From the entries that follow, list every line in which the string "очистные" appears.

>>

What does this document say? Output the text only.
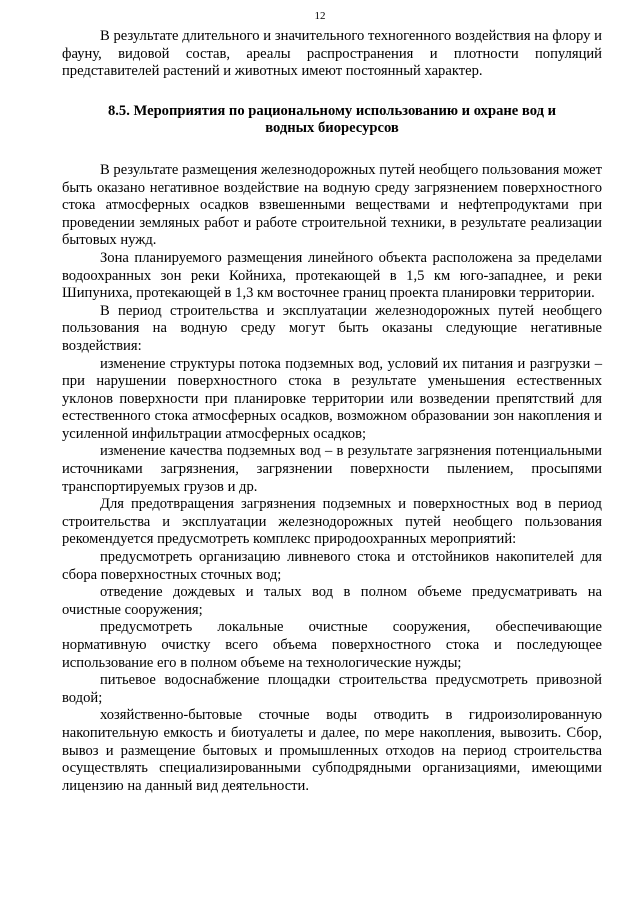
12

В результате длительного и значительного техногенного воздействия на флору и фауну, видовой состав, ареалы распространения и плотности популяций представителей растений и животных имеют постоянный характер.

8.5. Мероприятия по рациональному использованию и охране вод и водных биоресурсов

В результате размещения железнодорожных путей необщего пользования может быть оказано негативное воздействие на водную среду загрязнением поверхностного стока атмосферных осадков взвешенными веществами и нефтепродуктами при проведении земляных работ и работе строительной техники, в результате реализации бытовых нужд.

Зона планируемого размещения линейного объекта расположена за пределами водоохранных зон реки Койниха, протекающей в 1,5 км юго-западнее, и реки Шипуниха, протекающей в 1,3 км восточнее границ проекта планировки территории.

В период строительства и эксплуатации железнодорожных путей необщего пользования на водную среду могут быть оказаны следующие негативные воздействия:

изменение структуры потока подземных вод, условий их питания и разгрузки – при нарушении поверхностного стока в результате уменьшения естественных уклонов поверхности при планировке территории или возведении препятствий для естественного стока атмосферных осадков, возможном образовании зон накопления и усиленной инфильтрации атмосферных осадков;

изменение качества подземных вод – в результате загрязнения потенциальными источниками загрязнения, загрязнении поверхности пылением, просыпями транспортируемых грузов и др.

Для предотвращения загрязнения подземных и поверхностных вод в период строительства и эксплуатации железнодорожных путей необщего пользования рекомендуется предусмотреть комплекс природоохранных мероприятий:

предусмотреть организацию ливневого стока и отстойников накопителей для сбора поверхностных сточных вод;

отведение дождевых и талых вод в полном объеме предусматривать на очистные сооружения;

предусмотреть локальные очистные сооружения, обеспечивающие нормативную очистку всего объема поверхностного стока и последующее использование его в полном объеме на технологические нужды;

питьевое водоснабжение площадки строительства предусмотреть привозной водой;

хозяйственно-бытовые сточные воды отводить в гидроизолированную накопительную емкость и биотуалеты и далее, по мере накопления, вывозить. Сбор, вывоз и размещение бытовых и промышленных отходов на период строительства осуществлять специализированными субподрядными организациями, имеющими лицензию на данный вид деятельности.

<<

▶ RESULT FOR THIS EXERCISE
отведение дождевых и талых вод в полном объеме предусматривать на очистные сооружения;
предусмотреть локальные очистные сооружения, обеспечивающие нормативную очистку всего объема поверхностного стока и последующее использование его в полном объеме на технологические нужды;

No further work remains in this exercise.